**What to produce**
Look through the records below and collect all lines that hold the string "votre".

╭─ Data listing

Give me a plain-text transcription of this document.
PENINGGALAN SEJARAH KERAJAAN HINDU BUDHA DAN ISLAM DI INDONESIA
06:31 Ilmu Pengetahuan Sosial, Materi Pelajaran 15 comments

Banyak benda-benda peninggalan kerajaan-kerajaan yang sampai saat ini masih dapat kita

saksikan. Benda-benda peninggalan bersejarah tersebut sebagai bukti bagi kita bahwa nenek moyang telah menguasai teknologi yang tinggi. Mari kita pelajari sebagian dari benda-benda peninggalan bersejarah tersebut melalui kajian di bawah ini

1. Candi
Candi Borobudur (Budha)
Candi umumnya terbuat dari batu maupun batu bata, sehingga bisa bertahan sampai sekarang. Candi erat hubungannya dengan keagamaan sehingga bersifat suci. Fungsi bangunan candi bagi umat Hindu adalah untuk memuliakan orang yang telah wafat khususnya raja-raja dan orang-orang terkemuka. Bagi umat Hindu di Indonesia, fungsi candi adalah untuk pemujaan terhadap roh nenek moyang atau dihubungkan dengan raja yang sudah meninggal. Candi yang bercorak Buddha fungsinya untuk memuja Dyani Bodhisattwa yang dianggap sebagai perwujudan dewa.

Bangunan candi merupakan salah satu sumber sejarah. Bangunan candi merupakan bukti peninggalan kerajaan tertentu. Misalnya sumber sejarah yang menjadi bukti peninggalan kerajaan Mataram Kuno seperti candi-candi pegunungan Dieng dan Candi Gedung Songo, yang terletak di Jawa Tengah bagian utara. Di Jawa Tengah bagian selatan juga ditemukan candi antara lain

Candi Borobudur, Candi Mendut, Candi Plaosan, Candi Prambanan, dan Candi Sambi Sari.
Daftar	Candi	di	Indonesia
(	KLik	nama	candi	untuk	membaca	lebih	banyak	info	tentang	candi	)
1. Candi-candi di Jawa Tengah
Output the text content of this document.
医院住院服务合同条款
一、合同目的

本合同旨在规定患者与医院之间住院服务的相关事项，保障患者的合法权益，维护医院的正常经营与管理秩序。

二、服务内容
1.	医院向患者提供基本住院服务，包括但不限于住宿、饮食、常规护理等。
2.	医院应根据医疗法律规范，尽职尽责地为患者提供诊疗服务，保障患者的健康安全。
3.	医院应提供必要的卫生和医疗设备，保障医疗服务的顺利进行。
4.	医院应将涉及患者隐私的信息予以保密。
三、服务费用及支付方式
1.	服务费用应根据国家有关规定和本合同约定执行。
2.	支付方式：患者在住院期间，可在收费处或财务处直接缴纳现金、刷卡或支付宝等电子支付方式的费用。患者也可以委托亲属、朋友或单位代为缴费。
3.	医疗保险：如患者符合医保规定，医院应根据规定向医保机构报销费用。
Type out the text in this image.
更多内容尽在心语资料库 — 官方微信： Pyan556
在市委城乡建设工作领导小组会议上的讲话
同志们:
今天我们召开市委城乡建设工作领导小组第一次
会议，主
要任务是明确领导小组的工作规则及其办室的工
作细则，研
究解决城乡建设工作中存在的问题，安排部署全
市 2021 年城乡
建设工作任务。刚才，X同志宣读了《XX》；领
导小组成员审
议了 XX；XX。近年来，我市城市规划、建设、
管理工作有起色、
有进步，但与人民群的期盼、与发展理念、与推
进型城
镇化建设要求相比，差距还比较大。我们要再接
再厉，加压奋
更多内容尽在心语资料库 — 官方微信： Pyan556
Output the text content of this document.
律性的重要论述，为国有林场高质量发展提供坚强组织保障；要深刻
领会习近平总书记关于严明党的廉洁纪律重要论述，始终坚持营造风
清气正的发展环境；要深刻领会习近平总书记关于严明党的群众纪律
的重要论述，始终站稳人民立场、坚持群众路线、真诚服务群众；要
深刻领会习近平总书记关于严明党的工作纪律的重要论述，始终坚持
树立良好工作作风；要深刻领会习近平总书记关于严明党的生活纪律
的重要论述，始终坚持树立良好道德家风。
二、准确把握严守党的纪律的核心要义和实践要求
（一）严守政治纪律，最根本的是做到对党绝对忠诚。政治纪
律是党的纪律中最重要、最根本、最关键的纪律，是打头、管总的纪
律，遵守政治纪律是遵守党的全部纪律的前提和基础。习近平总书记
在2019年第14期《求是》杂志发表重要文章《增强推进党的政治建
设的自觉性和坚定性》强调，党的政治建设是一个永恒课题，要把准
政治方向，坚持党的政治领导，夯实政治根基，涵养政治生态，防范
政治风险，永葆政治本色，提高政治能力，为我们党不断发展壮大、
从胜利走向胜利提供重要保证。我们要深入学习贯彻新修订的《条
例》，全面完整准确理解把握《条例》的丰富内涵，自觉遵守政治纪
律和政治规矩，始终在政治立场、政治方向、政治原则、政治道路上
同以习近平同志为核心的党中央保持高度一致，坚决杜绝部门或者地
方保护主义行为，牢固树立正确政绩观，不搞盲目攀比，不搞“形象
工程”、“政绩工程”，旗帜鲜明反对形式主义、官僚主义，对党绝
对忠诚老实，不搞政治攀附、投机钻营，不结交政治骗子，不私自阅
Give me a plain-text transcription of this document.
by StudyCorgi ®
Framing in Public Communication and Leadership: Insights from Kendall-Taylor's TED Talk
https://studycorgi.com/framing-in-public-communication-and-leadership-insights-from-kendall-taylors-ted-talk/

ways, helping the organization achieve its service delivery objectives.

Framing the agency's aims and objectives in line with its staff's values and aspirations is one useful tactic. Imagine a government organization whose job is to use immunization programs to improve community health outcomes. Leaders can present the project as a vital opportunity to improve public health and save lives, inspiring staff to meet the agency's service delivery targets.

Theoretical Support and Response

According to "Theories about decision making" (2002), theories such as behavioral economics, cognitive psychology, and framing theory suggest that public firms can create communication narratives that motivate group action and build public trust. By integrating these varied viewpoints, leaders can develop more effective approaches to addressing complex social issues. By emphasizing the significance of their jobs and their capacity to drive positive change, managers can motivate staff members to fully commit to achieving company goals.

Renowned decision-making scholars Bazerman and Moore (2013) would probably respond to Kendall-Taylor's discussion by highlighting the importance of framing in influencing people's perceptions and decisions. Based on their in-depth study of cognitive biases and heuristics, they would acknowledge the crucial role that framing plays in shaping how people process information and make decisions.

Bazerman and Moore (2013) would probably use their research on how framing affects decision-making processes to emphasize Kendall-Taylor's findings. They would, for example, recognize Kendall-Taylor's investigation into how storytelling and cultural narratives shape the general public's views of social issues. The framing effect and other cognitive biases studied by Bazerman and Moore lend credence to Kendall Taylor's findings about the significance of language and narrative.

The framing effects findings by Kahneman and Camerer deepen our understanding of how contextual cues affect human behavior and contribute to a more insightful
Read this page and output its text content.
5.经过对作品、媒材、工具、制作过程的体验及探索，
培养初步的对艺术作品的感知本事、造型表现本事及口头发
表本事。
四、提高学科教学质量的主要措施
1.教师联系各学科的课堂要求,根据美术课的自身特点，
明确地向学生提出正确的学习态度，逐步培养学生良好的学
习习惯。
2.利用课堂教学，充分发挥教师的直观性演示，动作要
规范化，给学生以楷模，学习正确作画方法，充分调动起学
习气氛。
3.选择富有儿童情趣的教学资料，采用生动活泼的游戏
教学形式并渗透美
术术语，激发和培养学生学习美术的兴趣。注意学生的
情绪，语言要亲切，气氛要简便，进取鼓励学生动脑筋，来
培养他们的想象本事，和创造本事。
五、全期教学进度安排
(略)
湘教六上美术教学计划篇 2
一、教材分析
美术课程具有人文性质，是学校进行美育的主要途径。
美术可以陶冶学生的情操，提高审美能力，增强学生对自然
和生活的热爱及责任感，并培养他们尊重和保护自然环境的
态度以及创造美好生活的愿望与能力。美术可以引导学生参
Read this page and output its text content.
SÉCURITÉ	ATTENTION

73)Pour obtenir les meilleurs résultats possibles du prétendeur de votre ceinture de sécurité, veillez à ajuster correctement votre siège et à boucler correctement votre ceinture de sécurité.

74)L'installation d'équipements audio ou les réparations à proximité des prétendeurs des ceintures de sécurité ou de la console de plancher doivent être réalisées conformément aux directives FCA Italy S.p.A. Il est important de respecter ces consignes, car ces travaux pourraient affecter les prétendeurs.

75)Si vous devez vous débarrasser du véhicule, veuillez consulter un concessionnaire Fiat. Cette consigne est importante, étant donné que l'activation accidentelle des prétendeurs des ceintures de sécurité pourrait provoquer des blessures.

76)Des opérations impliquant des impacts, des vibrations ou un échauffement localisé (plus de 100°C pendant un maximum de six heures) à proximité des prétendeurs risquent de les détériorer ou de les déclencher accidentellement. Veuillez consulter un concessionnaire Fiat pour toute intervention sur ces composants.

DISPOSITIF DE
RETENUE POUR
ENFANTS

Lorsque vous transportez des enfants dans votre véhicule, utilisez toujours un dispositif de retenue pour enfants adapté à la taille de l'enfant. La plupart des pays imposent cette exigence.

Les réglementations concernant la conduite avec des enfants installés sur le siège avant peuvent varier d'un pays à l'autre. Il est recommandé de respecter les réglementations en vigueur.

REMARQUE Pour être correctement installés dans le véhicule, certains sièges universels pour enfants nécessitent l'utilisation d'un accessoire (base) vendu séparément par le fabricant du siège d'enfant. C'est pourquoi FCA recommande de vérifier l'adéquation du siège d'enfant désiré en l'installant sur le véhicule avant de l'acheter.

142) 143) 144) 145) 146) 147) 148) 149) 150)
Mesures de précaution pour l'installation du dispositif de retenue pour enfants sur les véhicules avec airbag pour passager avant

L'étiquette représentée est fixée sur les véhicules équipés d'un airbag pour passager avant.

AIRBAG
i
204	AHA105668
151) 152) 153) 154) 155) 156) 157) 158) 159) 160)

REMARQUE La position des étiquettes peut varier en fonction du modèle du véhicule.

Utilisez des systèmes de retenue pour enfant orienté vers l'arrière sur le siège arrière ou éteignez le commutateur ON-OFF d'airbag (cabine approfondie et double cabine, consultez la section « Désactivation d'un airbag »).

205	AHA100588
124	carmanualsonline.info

╰─

**Solved exercise**
73)Pour obtenir les meilleurs résultats possibles du prétendeur de votre ceinture de sécurité, veillez à ajuster correctement votre siège et à boucler correctement votre ceinture de sécurité.
Lorsque vous transportez des enfants dans votre véhicule, utilisez toujours un dispositif de retenue pour enfants adapté à la taille de l'enfant. La plupart des pays imposent cette exigence.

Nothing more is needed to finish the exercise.